Prompt A:
In the Ruby forum thread about String slice methods, which Ruby version does the first post say lacks a String equivalent of Enumerable#each_slice?
Prompt B:
Summarize the Ruby forum thread about String slice methods in two sentences.
Prompt C:
Continue the Ruby forum thread about String slice methods from the point where it stops.

Source:
--

Groups | Search | Server Info | Keyboard shortcuts | Login | Register [http] [https] [nntp] [nntps]


Groups > comp.lang.ruby > #2389 > unrolled thread

String#each_*slice* methods (like Enumerable#each_slice)

Started by"Aaron D. Gifford" <astounding@gmail.com>
First post2011-04-06 12:52 -0500
Last post2011-04-06 18:33 -0500
Articles 5 — 3 participants

Back to article view | Back to comp.lang.ruby


Contents

  String#each_*slice* methods (like Enumerable#each_slice) "Aaron D. Gifford" <astounding@gmail.com> - 2011-04-06 12:52 -0500
    Re: String#each_*slice* methods (like Enumerable#each_slice) Quintus <sutniuq@gmx.net> - 2011-04-06 13:42 -0500
      Re: String#each_*slice* methods (like Enumerable#each_slice) "Aaron D. Gifford" <astounding@gmail.com> - 2011-04-06 13:49 -0500
        Re: String#each_*slice* methods (like Enumerable#each_slice) "Aaron D. Gifford" <astounding@gmail.com> - 2011-04-06 14:09 -0500
    Re: String#each_*slice* methods (like Enumerable#each_slice) 7stud -- <bbxx789_05ss@yahoo.com> - 2011-04-06 18:33 -0500

#2389 — String#each_*slice* methods (like Enumerable#each_slice)

From"Aaron D. Gifford" <astounding@gmail.com>
Date2011-04-06 12:52 -0500
SubjectString#each_*slice* methods (like Enumerable#each_slice)
Message-ID<BANLkTinMv0-L01+pwiiLc0Gruk+56B1GeQ@mail.gmail.com>
Hi,

I find I periodically need to iterate over slices of a string.
Enumerable has the useful each_slice method, but in Ruby 1.9, I don't
see an equivalent for the String class.

So I've monkey-patched String a bit like this:



## Monkeypatch String to add some each_*slice* methods:
class String
  ## Like Enumerable#each_slice() only it yields a string
  ## of chars characters (the slice):
  def each_slice(chars)
    self.scan(/.{1,#{chars}}/m).each do |s|
      yield s
    end
  end

  ## Like Enumerable#each_slice() only it yields an array
  ## of Fixnum bytes from the string (the slice):
  def each_byteslice(bytes)

--

Element and region data:
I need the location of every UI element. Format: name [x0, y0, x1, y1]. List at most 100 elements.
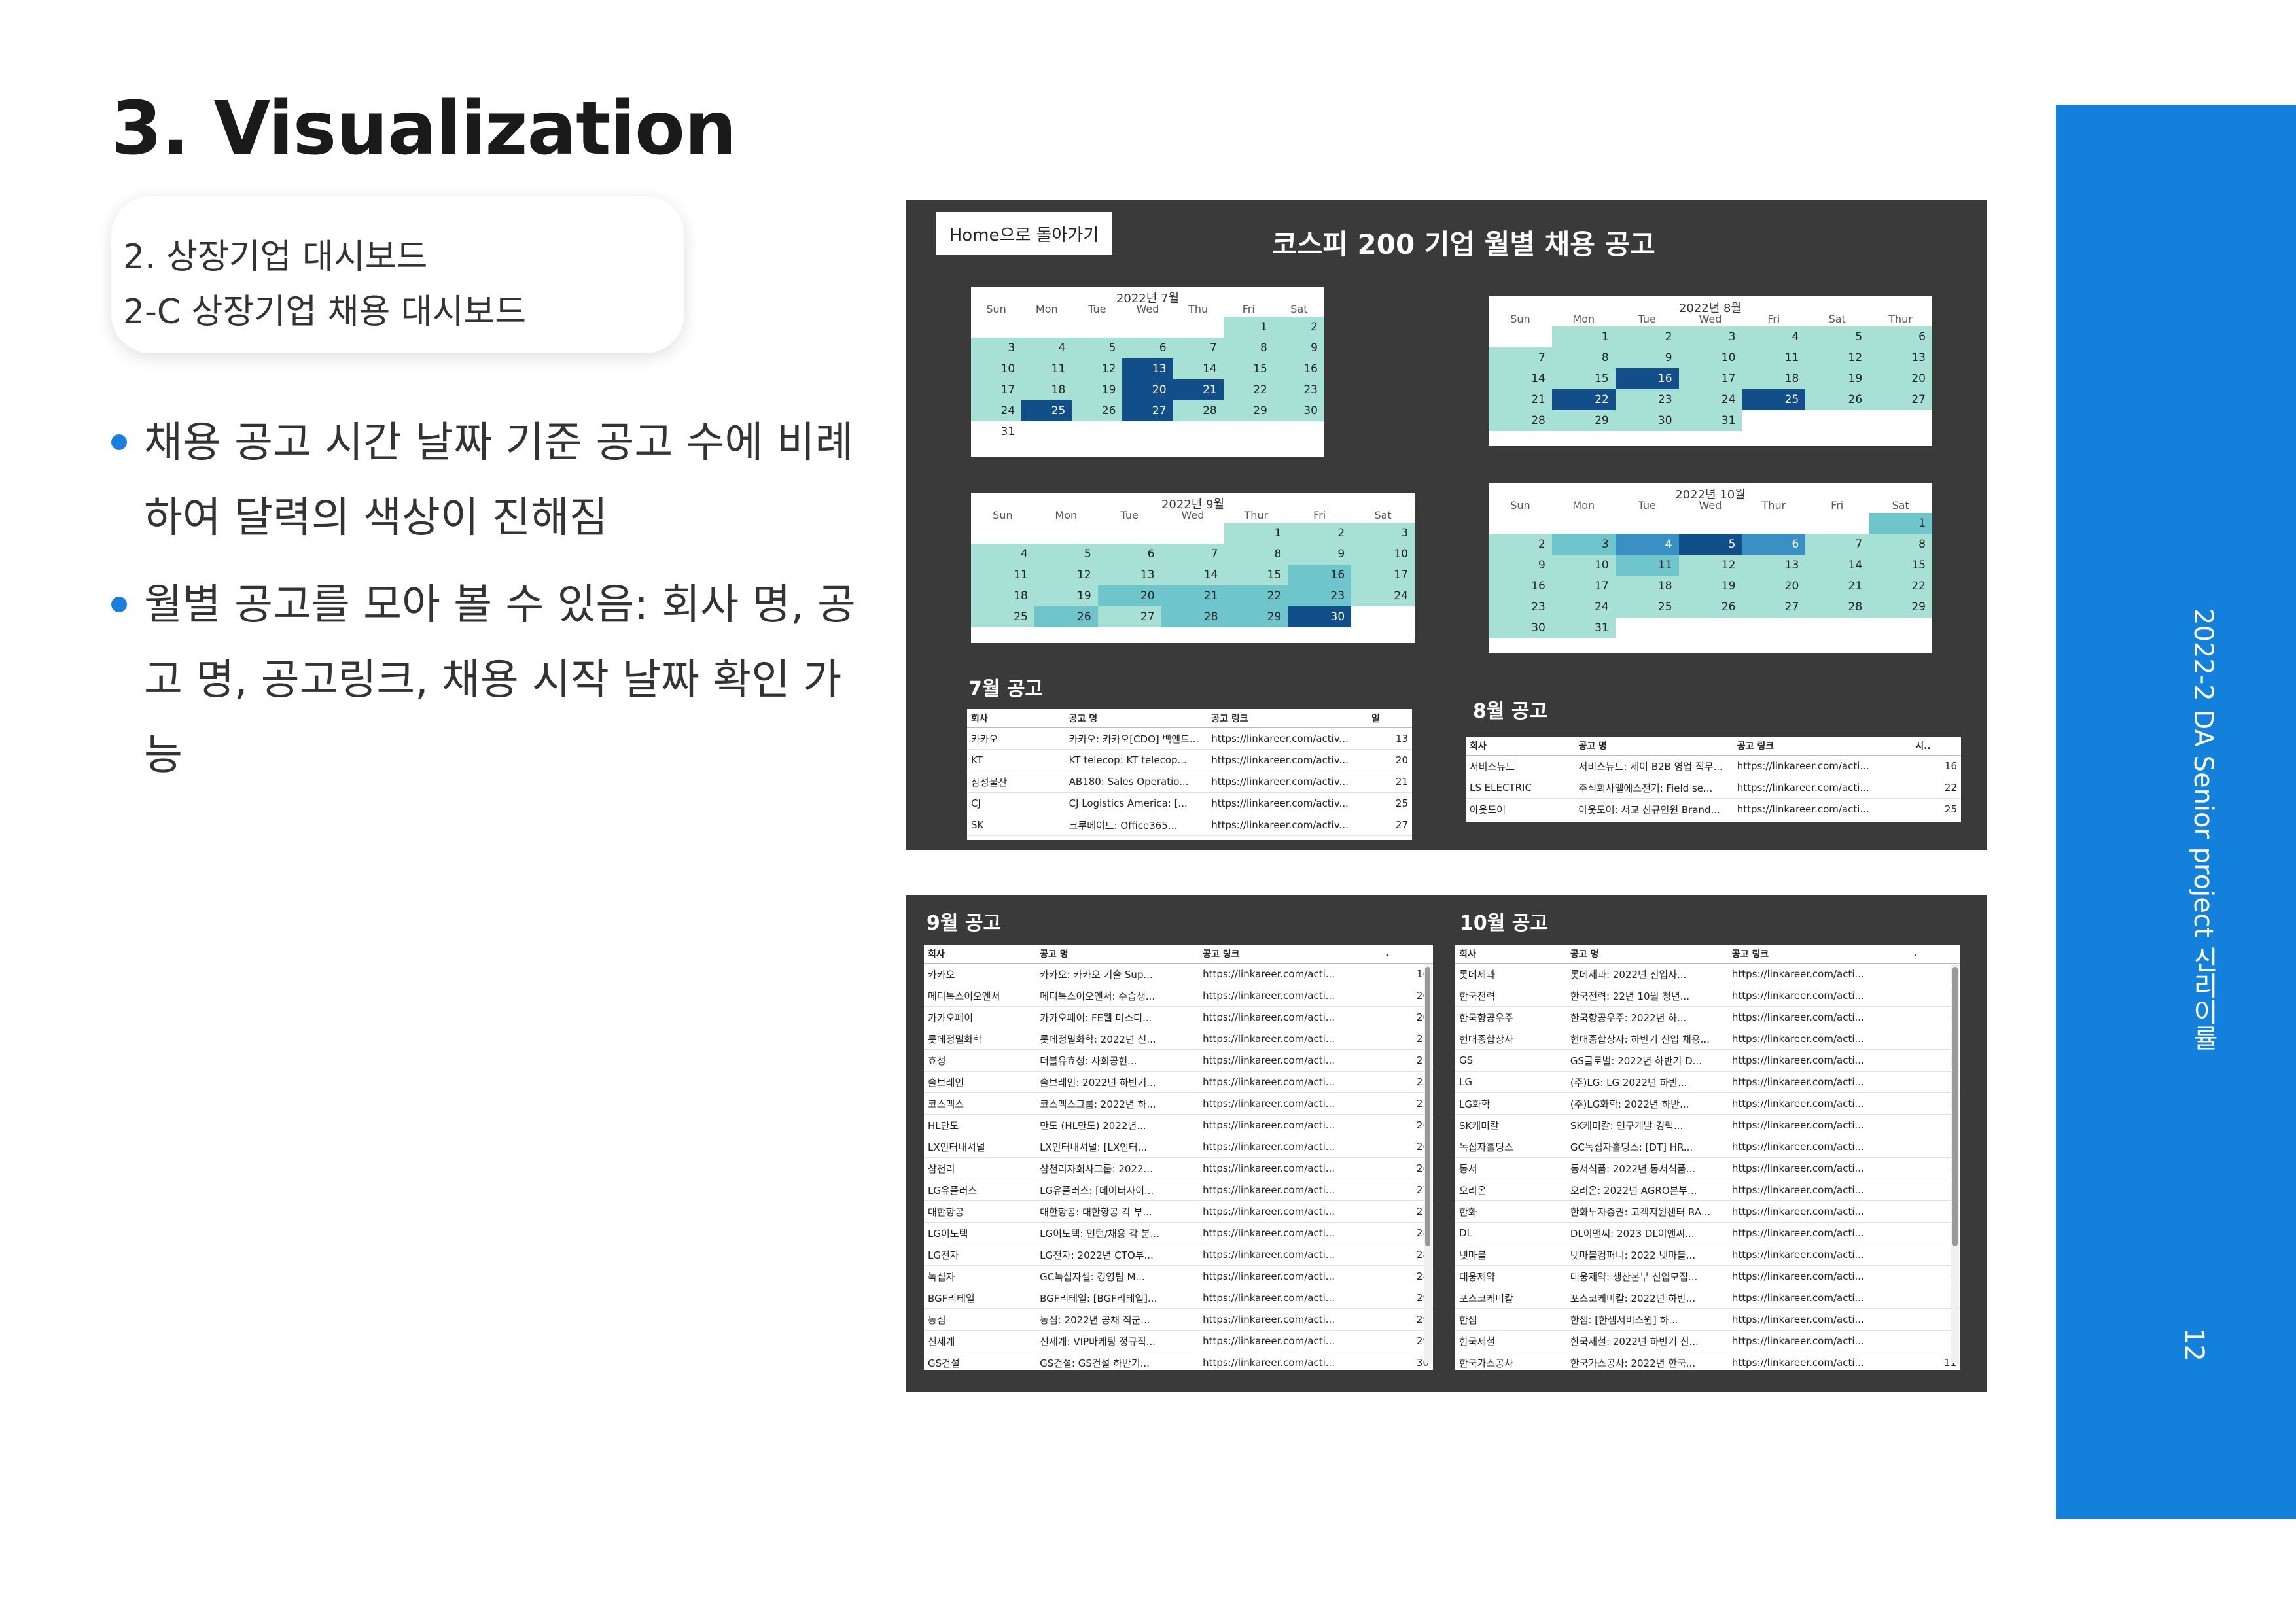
- calendar-day-cell[interactable]: 4: [1021, 338, 1072, 358]
- calendar-day-cell[interactable]: 22: [1551, 389, 1616, 410]
- calendar-day-cell[interactable]: 21: [1489, 389, 1552, 410]
- calendar-day-cell[interactable]: 30: [1615, 410, 1679, 431]
- calendar-day-cell[interactable]: 6: [1742, 534, 1806, 555]
- calendar-day-cell[interactable]: 11: [1742, 347, 1806, 368]
- calendar-day-cell[interactable]: 8: [1551, 347, 1616, 368]
- calendar-day-cell[interactable]: 19: [1805, 368, 1869, 389]
- job-link-cell[interactable]: https://linkareer.com/acti...: [1727, 1244, 1910, 1266]
- calendar-day-cell[interactable]: 15: [1869, 555, 1932, 576]
- job-link-cell[interactable]: https://linkareer.com/acti...: [1199, 1071, 1383, 1093]
- calendar-day-cell[interactable]: 30: [1273, 400, 1324, 421]
- table-row[interactable]: DL DL이앤씨: 2023 DL이앤씨... https://linkareer.…: [1455, 1222, 1960, 1244]
- calendar-day-cell[interactable]: 15: [1551, 368, 1616, 389]
- calendar-day-cell[interactable]: 29: [1223, 400, 1274, 421]
- calendar-day-cell[interactable]: 26: [1805, 389, 1869, 410]
- job-link-cell[interactable]: https://linkareer.com/acti...: [1199, 1049, 1383, 1072]
- job-link-cell[interactable]: https://linkareer.com/acti...: [1199, 1179, 1383, 1201]
- calendar-day-cell[interactable]: 31: [1551, 618, 1616, 638]
- calendar-day-cell[interactable]: 7: [1161, 544, 1225, 565]
- calendar-day-cell[interactable]: 25: [1615, 597, 1679, 618]
- table-row[interactable]: 아웃도어 아웃도어: 서교 신규인원 Brand... https://linkar…: [1466, 798, 1961, 820]
- job-link-cell[interactable]: https://linkareer.com/activ...: [1207, 792, 1368, 814]
- calendar-day-cell[interactable]: 8: [1223, 338, 1274, 358]
- calendar-day-cell[interactable]: 21: [1805, 576, 1869, 597]
- column-header[interactable]: .: [1382, 945, 1433, 964]
- calendar-day-cell[interactable]: 22: [1869, 576, 1932, 597]
- calendar-day-cell[interactable]: 1: [1224, 523, 1288, 544]
- job-link-cell[interactable]: https://linkareer.com/acti...: [1199, 1352, 1383, 1370]
- calendar-day-cell[interactable]: 16: [1615, 368, 1679, 389]
- job-link-cell[interactable]: https://linkareer.com/acti...: [1727, 1330, 1910, 1352]
- calendar-day-cell[interactable]: 28: [1805, 597, 1869, 618]
- job-link-cell[interactable]: https://linkareer.com/acti...: [1727, 1265, 1910, 1287]
- calendar-day-cell[interactable]: 17: [1551, 576, 1616, 597]
- table-row[interactable]: 신세계 신세계: VIP마케팅 정규직... https://linkareer.c…: [924, 1330, 1433, 1352]
- table-row[interactable]: 코스맥스 코스맥스그룹: 2022년 하... https://linkareer.…: [924, 1092, 1433, 1115]
- table-row[interactable]: 롯데정밀화학 롯데정밀화학: 2022년 신... https://linkaree…: [924, 1028, 1433, 1050]
- table-row[interactable]: LX인터내셔널 LX인터내셔널: [LX인터... https://linkaree…: [924, 1136, 1433, 1158]
- job-link-cell[interactable]: https://linkareer.com/acti...: [1199, 1006, 1383, 1028]
- calendar-day-cell[interactable]: 13: [1742, 555, 1806, 576]
- september-jobs-table[interactable]: 회사 공고 명 공고 링크. 카카오 카카오: 카카오 기술 Sup... https:/…: [924, 945, 1433, 1370]
- table-scrollbar[interactable]: [1424, 964, 1432, 1363]
- calendar-day-cell[interactable]: 26: [1678, 597, 1742, 618]
- table-row[interactable]: LG이노텍 LG이노텍: 인턴/채용 각 분... https://linkaree…: [924, 1222, 1433, 1244]
- job-link-cell[interactable]: https://linkareer.com/acti...: [1727, 985, 1910, 1007]
- table-row[interactable]: 오리온 오리온: 2022년 AGRO본부... https://linkareer…: [1455, 1179, 1960, 1201]
- calendar-day-cell[interactable]: 22: [1224, 585, 1288, 606]
- table-row[interactable]: 롯데제과 롯데제과: 2022년 신입사... https://linkareer.…: [1455, 963, 1960, 985]
- table-row[interactable]: 카카오 카카오: 카카오[CDO] 백엔드... https://linkareer…: [967, 727, 1412, 750]
- table-row[interactable]: 한국제철 한국제철: 2022년 하반기 신... https://linkaree…: [1455, 1330, 1960, 1352]
- job-link-cell[interactable]: https://linkareer.com/acti...: [1727, 1114, 1910, 1136]
- calendar-day-cell[interactable]: 20: [1097, 585, 1161, 606]
- job-link-cell[interactable]: https://linkareer.com/acti...: [1199, 1287, 1383, 1309]
- job-link-cell[interactable]: https://linkareer.com/acti...: [1727, 1049, 1910, 1072]
- calendar-day-cell[interactable]: 18: [1615, 576, 1679, 597]
- calendar-day-cell[interactable]: 15: [1223, 358, 1274, 379]
- calendar-day-cell[interactable]: 10: [1551, 555, 1616, 576]
- calendar-day-cell[interactable]: 17: [1678, 368, 1742, 389]
- job-link-cell[interactable]: https://linkareer.com/acti...: [1199, 1092, 1383, 1115]
- table-row[interactable]: 한샘 한샘: [한샘서비스원] 하... https://linkareer.com…: [1455, 1308, 1960, 1331]
- calendar-day-cell[interactable]: 23: [1273, 379, 1324, 400]
- column-header[interactable]: 회사: [924, 945, 1036, 964]
- calendar-day-cell[interactable]: 4: [1615, 534, 1679, 555]
- calendar-day-cell[interactable]: 9: [1273, 338, 1324, 358]
- calendar-day-cell[interactable]: 24: [1551, 597, 1616, 618]
- column-header[interactable]: 공고 링크: [1199, 945, 1383, 964]
- table-row[interactable]: LS ELECTRIC 주식회사엘에스전기: Field se... https:/…: [1466, 777, 1961, 799]
- job-link-cell[interactable]: https://linkareer.com/acti...: [1727, 963, 1910, 985]
- table-row[interactable]: 서비스뉴트 서비스뉴트: 세이 B2B 영업 직무... https://linka…: [1466, 755, 1961, 777]
- table-row[interactable]: 한화 한화투자증권: 고객지원센터 RA... https://linkareer.…: [1455, 1200, 1960, 1223]
- column-header[interactable]: 공고 명: [1036, 945, 1199, 964]
- column-header[interactable]: 공고 링크: [1207, 709, 1368, 728]
- column-header[interactable]: 공고 명: [1065, 709, 1208, 728]
- table-row[interactable]: LG (주)LG: LG 2022년 하반... https://linkareer…: [1455, 1071, 1960, 1093]
- job-link-cell[interactable]: https://linkareer.com/acti...: [1727, 1287, 1910, 1309]
- calendar-day-cell[interactable]: 9: [1288, 544, 1352, 565]
- table-row[interactable]: GS GS글로벌: 2022년 하반기 D... https://linkareer…: [1455, 1049, 1960, 1072]
- calendar-day-cell[interactable]: 30: [1288, 606, 1352, 627]
- table-row[interactable]: 삼천리 삼천리자회사그룹: 2022... https://linkareer.co…: [924, 1157, 1433, 1179]
- table-row[interactable]: GS건설 GS건설: GS건설 하반기... https://linkareer.c…: [924, 1352, 1433, 1370]
- table-row[interactable]: 카카오 카카오: 카카오 기술 Sup... https://linkareer.c…: [924, 963, 1433, 985]
- calendar-day-cell[interactable]: 5: [1072, 338, 1123, 358]
- job-link-cell[interactable]: https://linkareer.com/acti...: [1733, 777, 1912, 799]
- calendar-day-cell[interactable]: 31: [971, 421, 1021, 442]
- calendar-day-cell[interactable]: 3: [971, 338, 1022, 358]
- table-row[interactable]: 녹십자 GC녹십자셀: 경영팀 M... https://linkareer.com…: [924, 1265, 1433, 1287]
- calendar-day-cell[interactable]: 31: [1678, 410, 1742, 431]
- calendar-day-cell[interactable]: 28: [1489, 410, 1552, 431]
- column-header[interactable]: 공고 명: [1574, 737, 1733, 756]
- table-row[interactable]: 녹십자홀딩스 GC녹십자홀딩스: [DT] HR... https://linkar…: [1455, 1136, 1960, 1158]
- calendar-day-cell[interactable]: 9: [1489, 555, 1552, 576]
- job-link-cell[interactable]: https://linkareer.com/acti...: [1727, 1222, 1910, 1244]
- job-link-cell[interactable]: https://linkareer.com/acti...: [1733, 755, 1912, 777]
- column-header[interactable]: 공고 명: [1566, 945, 1728, 964]
- calendar-day-cell[interactable]: 30: [1489, 618, 1552, 638]
- table-row[interactable]: 한국전력 한국전력: 22년 10월 청년... https://linkareer…: [1455, 985, 1960, 1007]
- job-link-cell[interactable]: https://linkareer.com/acti...: [1733, 798, 1912, 820]
- scrollbar-thumb[interactable]: [1425, 967, 1430, 1246]
- job-link-cell[interactable]: https://linkareer.com/acti...: [1727, 1308, 1910, 1331]
- calendar-day-cell[interactable]: 24: [1351, 585, 1415, 606]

--

Written answer A:
Ruby 1.9

Written answer B:
The thread, started by Aaron D. Gifford on comp.lang.ruby, has five articles from three participants about adding each_*slice* methods to Ruby's String class. In the first post, Gifford notes that Enumerable has each_slice but Ruby 1.9 has no String equivalent, so he monkey-patches String with an each_slice method that uses scan to yield substrings of a given number of characters and starts an each_byteslice method meant to yield arrays of Fixnum bytes.

Written answer C:
    self.bytes.to_a.each_slice(bytes) do |s|
      yield s
    end
  end

  ## Like Enumerable#each_slice() only it yields a binary
  ## string of specified bytes (the slice):
  def each_bslice(bytes)
    if encoding == Encoding::BINARY
      str = self
    else
      str = self.dup.force_encoding(Encoding::BINARY)
    end
    str.scan(/.{1,#{bytes}}/m).each do |s|
      yield s
    end
  end

end



So now for the question.  Is there a better way to accomplish
something similar?  I'm not debating whether to do it as a monkey
patch or not--that's irrelevant to me. But is there a more efficient
way to slice up strings and iterate over fixed sized chunks?

One alternative each_bslice implementation I tried used
str.bytes.to_a.map(&:chr).each_slice(x){|c| p c.join} but it was a bit
slower in benchmarks versus the str.scan method.

Aaron out.

[toc] | [next] | [standalone]


#2392

FromQuintus <sutniuq@gmx.net>
Date2011-04-06 13:42 -0500
Message-ID<4D9CB445.8000504@gmx.net>
In reply to#2389
Am 06.04.2011 19:52, schrieb Aaron D. Gifford:
> So now for the question.  Is there a better way to accomplish
> something similar?  I'm not debating whether to do it as a monkey
> patch or not--that's irrelevant to me. But is there a more efficient
> way to slice up strings and iterate over fixed sized chunks?
> 
> One alternative each_bslice implementation I tried used
> str.bytes.to_a.map(&:chr).each_slice(x){|c| p c.join} but it was a bit
> slower in benchmarks versus the str.scan method.
> 
> Aaron out.
> 
> 

Use Enumarators:
================================
irb(main):001:0> str = "ÄÄÄÖÖÖÜÜÜ"
=> "ÄÄÄÖÖÖÜÜÜ"
irb(main):002:0> str.chars.each_slice(3){|x| p x}
["Ä", "Ä", "Ä"]
["Ö", "Ö", "Ö"]
["Ü", "Ü", "Ü"]
=> nil
irb(main):003:0> str.bytes.each_slice(3){|x| p x}
[195, 132, 195]
[132, 195, 132]
[195, 150, 195]
[150, 195, 150]
[195, 156, 195]
[156, 195, 156]
=> nil
irb(main):004:0>
================================

Vale,
Marvin

[toc] | [prev] | [next] | [standalone]


#2393

From"Aaron D. Gifford" <astounding@gmail.com>
Date2011-04-06 13:49 -0500
Message-ID<BANLkTi=HCJY8KW0VR6qZ+cRmXFLBFy0OUg@mail.gmail.com>
In reply to#2392
Quintus <sutniuq@gmx.net> replied:
> Use Enumarators:
> ================================
> irb(main):001:0> str = "ÄÄÄÖÖÖÜÜÜ"
> => "ÄÄÄÖÖÖÜÜÜ"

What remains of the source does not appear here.